LISTING:
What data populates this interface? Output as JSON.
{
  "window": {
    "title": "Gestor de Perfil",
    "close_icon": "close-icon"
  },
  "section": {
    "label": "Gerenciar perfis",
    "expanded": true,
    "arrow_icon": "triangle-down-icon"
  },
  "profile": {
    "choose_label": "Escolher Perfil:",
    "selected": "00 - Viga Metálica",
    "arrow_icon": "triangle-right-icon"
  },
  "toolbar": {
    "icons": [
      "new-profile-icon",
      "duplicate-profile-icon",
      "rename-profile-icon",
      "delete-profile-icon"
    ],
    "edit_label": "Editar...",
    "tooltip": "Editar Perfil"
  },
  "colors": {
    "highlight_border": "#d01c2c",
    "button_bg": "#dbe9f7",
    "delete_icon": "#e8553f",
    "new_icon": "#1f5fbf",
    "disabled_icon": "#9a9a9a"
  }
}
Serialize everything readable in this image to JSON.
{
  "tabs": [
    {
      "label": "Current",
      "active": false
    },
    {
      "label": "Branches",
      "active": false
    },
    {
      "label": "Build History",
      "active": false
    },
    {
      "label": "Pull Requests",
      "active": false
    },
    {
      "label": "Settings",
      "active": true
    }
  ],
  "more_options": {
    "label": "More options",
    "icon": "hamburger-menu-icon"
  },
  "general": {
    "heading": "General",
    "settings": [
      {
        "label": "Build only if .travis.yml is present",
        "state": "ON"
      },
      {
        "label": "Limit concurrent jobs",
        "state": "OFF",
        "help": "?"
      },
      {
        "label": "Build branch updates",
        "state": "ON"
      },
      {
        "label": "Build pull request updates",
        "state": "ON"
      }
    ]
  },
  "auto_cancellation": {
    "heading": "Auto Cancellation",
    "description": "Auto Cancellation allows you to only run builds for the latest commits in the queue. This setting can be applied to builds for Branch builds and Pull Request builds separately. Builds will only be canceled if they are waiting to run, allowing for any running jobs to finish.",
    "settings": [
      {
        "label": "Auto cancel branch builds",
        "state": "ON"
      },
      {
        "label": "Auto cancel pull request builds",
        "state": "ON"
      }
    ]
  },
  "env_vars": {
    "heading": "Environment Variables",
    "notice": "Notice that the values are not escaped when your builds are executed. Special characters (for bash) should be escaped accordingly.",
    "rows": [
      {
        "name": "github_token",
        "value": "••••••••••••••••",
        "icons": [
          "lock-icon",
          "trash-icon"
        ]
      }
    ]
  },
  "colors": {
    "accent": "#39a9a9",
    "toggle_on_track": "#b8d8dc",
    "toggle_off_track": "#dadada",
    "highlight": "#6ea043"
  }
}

WORK TO COMPLETE: Return all of the entries exactly as written.

THE RESULT:
What data populates this interface? Output as JSON.
{
  "window": {
    "title": "Gestor de Perfil",
    "close_icon": "close-icon"
  },
  "section": {
    "label": "Gerenciar perfis",
    "expanded": true,
    "arrow_icon": "triangle-down-icon"
  },
  "profile": {
    "choose_label": "Escolher Perfil:",
    "selected": "00 - Viga Metálica",
    "arrow_icon": "triangle-right-icon"
  },
  "toolbar": {
    "icons": [
      "new-profile-icon",
      "duplicate-profile-icon",
      "rename-profile-icon",
      "delete-profile-icon"
    ],
    "edit_label": "Editar...",
    "tooltip": "Editar Perfil"
  },
  "colors": {
    "highlight_border": "#d01c2c",
    "button_bg": "#dbe9f7",
    "delete_icon": "#e8553f",
    "new_icon": "#1f5fbf",
    "disabled_icon": "#9a9a9a"
  }
}
Serialize everything readable in this image to JSON.
{
  "tabs": [
    {
      "label": "Current",
      "active": false
    },
    {
      "label": "Branches",
      "active": false
    },
    {
      "label": "Build History",
      "active": false
    },
    {
      "label": "Pull Requests",
      "active": false
    },
    {
      "label": "Settings",
      "active": true
    }
  ],
  "more_options": {
    "label": "More options",
    "icon": "hamburger-menu-icon"
  },
  "general": {
    "heading": "General",
    "settings": [
      {
        "label": "Build only if .travis.yml is present",
        "state": "ON"
      },
      {
        "label": "Limit concurrent jobs",
        "state": "OFF",
        "help": "?"
      },
      {
        "label": "Build branch updates",
        "state": "ON"
      },
      {
        "label": "Build pull request updates",
        "state": "ON"
      }
    ]
  },
  "auto_cancellation": {
    "heading": "Auto Cancellation",
    "description": "Auto Cancellation allows you to only run builds for the latest commits in the queue. This setting can be applied to builds for Branch builds and Pull Request builds separately. Builds will only be canceled if they are waiting to run, allowing for any running jobs to finish.",
    "settings": [
      {
        "label": "Auto cancel branch builds",
        "state": "ON"
      },
      {
        "label": "Auto cancel pull request builds",
        "state": "ON"
      }
    ]
  },
  "env_vars": {
    "heading": "Environment Variables",
    "notice": "Notice that the values are not escaped when your builds are executed. Special characters (for bash) should be escaped accordingly.",
    "rows": [
      {
        "name": "github_token",
        "value": "••••••••••••••••",
        "icons": [
          "lock-icon",
          "trash-icon"
        ]
      }
    ]
  },
  "colors": {
    "accent": "#39a9a9",
    "toggle_on_track": "#b8d8dc",
    "toggle_off_track": "#dadada",
    "highlight": "#6ea043"
  }
}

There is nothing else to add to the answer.